Description of the task - From the listing below, pull each line that includes "班级心灵成长树".

┌──

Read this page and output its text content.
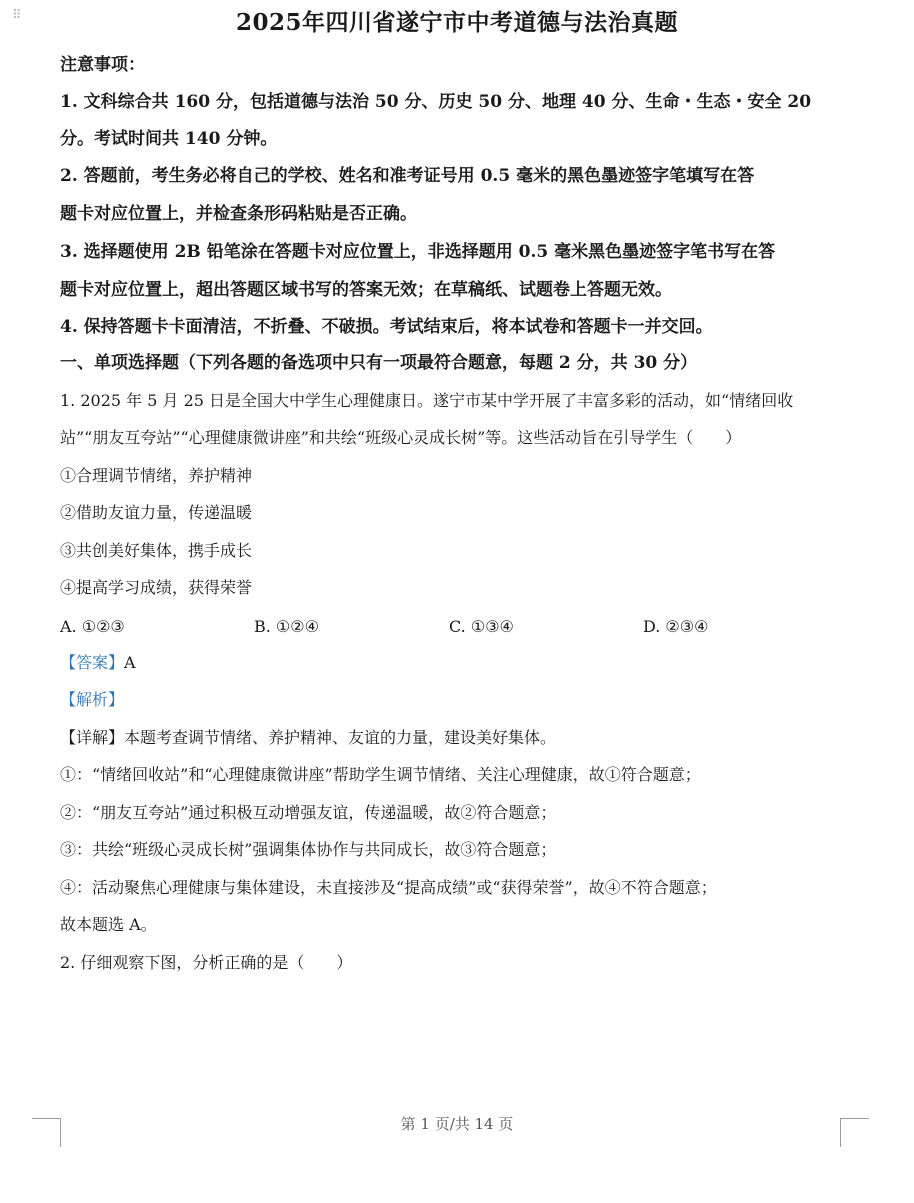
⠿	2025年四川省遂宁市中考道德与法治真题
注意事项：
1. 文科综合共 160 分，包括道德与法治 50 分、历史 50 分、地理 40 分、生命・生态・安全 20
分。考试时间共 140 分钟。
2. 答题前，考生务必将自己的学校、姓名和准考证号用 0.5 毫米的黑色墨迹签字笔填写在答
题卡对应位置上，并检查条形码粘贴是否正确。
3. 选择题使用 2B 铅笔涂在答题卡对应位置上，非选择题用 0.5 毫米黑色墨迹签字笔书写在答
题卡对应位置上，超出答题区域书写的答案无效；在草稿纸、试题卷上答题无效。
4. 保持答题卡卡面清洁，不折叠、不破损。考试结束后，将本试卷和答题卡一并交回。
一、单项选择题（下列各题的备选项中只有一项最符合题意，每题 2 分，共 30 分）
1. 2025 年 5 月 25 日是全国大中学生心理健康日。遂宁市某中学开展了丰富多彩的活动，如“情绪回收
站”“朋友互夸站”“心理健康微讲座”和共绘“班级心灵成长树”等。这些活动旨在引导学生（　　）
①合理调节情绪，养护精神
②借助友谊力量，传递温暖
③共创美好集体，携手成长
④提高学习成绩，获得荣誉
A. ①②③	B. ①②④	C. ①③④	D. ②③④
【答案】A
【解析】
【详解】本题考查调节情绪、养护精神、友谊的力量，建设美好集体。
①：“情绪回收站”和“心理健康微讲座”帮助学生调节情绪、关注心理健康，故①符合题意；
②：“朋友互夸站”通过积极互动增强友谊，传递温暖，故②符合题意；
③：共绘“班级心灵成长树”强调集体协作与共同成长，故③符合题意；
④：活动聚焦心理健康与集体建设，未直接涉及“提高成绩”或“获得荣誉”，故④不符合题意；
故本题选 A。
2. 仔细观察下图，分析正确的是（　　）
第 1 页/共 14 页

└──

Reply to the task -
站”“朋友互夸站”“心理健康微讲座”和共绘“班级心灵成长树”等。这些活动旨在引导学生（　　）
③：共绘“班级心灵成长树”强调集体协作与共同成长，故③符合题意；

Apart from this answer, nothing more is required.